Problem statement: Look below. Copy each line that has "PETICION" in it.

::::::

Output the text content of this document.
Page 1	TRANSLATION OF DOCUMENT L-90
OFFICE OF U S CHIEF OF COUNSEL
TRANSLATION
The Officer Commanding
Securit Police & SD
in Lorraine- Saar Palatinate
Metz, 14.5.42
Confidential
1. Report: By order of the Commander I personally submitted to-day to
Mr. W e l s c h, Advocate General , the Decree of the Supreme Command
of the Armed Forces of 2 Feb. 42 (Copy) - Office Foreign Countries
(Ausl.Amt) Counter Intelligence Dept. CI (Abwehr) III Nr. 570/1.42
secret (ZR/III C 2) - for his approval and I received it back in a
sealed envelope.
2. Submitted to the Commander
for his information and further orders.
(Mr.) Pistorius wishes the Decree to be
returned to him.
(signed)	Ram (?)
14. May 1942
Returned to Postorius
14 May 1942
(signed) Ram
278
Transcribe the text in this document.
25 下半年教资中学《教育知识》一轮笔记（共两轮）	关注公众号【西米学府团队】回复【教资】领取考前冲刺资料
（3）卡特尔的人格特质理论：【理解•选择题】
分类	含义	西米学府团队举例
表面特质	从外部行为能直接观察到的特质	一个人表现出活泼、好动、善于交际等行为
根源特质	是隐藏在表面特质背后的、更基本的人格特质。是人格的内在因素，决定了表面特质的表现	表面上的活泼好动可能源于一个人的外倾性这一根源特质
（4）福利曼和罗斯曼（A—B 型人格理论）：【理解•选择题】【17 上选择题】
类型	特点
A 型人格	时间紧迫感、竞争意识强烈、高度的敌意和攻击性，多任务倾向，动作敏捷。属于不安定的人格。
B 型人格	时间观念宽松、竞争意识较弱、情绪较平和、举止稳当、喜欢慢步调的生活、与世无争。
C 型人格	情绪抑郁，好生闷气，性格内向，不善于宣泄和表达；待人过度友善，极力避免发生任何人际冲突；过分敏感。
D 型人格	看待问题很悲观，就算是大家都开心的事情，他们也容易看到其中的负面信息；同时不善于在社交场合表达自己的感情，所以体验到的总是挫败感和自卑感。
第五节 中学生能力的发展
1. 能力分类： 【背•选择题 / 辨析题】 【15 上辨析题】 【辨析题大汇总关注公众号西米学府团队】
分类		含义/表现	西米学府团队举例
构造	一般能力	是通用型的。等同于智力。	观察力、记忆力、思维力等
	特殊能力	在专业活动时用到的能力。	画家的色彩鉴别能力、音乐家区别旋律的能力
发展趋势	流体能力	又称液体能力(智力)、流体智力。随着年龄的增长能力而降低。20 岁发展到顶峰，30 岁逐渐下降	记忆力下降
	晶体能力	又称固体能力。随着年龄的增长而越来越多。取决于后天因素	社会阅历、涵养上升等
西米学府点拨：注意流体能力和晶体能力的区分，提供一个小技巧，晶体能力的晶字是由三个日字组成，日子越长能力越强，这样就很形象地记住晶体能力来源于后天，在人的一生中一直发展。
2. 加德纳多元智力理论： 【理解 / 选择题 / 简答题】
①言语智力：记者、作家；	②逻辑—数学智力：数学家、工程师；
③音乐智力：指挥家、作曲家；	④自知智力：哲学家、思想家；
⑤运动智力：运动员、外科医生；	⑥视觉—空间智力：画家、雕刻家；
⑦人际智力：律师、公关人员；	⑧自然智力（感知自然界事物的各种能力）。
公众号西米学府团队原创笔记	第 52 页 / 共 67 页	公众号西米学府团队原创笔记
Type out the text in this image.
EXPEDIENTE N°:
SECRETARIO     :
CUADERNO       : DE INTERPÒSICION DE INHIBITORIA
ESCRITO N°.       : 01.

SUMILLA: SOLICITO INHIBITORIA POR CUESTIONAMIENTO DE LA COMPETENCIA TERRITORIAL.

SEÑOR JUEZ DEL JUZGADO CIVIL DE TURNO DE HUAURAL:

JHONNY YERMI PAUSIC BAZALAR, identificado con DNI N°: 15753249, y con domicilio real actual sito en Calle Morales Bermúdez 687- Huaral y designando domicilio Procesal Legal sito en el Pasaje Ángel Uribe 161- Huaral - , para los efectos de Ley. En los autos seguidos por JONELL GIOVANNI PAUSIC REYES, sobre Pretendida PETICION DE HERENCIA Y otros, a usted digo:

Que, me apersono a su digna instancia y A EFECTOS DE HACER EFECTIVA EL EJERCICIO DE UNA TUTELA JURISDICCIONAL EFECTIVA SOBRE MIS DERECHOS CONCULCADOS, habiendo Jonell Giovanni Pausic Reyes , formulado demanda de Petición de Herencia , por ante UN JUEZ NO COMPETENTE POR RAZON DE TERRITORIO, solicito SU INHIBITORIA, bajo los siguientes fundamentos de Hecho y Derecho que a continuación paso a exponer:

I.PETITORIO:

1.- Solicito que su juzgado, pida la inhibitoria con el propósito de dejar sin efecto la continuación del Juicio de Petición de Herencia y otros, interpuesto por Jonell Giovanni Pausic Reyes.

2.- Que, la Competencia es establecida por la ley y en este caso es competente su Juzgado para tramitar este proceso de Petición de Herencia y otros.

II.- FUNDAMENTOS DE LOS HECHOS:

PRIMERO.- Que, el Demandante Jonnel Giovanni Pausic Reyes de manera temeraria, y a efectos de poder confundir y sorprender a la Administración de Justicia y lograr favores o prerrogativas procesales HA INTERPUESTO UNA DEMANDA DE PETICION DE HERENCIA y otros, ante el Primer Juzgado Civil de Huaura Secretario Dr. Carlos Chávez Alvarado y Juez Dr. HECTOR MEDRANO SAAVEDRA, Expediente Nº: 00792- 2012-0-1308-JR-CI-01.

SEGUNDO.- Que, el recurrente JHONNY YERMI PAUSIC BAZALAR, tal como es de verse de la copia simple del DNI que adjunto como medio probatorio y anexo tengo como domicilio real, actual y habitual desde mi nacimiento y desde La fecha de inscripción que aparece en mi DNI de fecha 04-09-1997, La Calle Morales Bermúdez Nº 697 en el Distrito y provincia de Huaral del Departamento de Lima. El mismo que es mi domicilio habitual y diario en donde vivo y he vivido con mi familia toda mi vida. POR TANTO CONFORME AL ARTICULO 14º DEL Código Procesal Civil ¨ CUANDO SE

::::::

Result of the task:
JHONNY YERMI PAUSIC BAZALAR, identificado con DNI N°: 15753249, y con domicilio real actual sito en Calle Morales Bermúdez 687- Huaral y designando domicilio Procesal Legal sito en el Pasaje Ángel Uribe 161- Huaral - , para los efectos de Ley. En los autos seguidos por JONELL GIOVANNI PAUSIC REYES, sobre Pretendida PETICION DE HERENCIA Y otros, a usted digo:
PRIMERO.- Que, el Demandante Jonnel Giovanni Pausic Reyes de manera temeraria, y a efectos de poder confundir y sorprender a la Administración de Justicia y lograr favores o prerrogativas procesales HA INTERPUESTO UNA DEMANDA DE PETICION DE HERENCIA y otros, ante el Primer Juzgado Civil de Huaura Secretario Dr. Carlos Chávez Alvarado y Juez Dr. HECTOR MEDRANO SAAVEDRA, Expediente Nº: 00792- 2012-0-1308-JR-CI-01.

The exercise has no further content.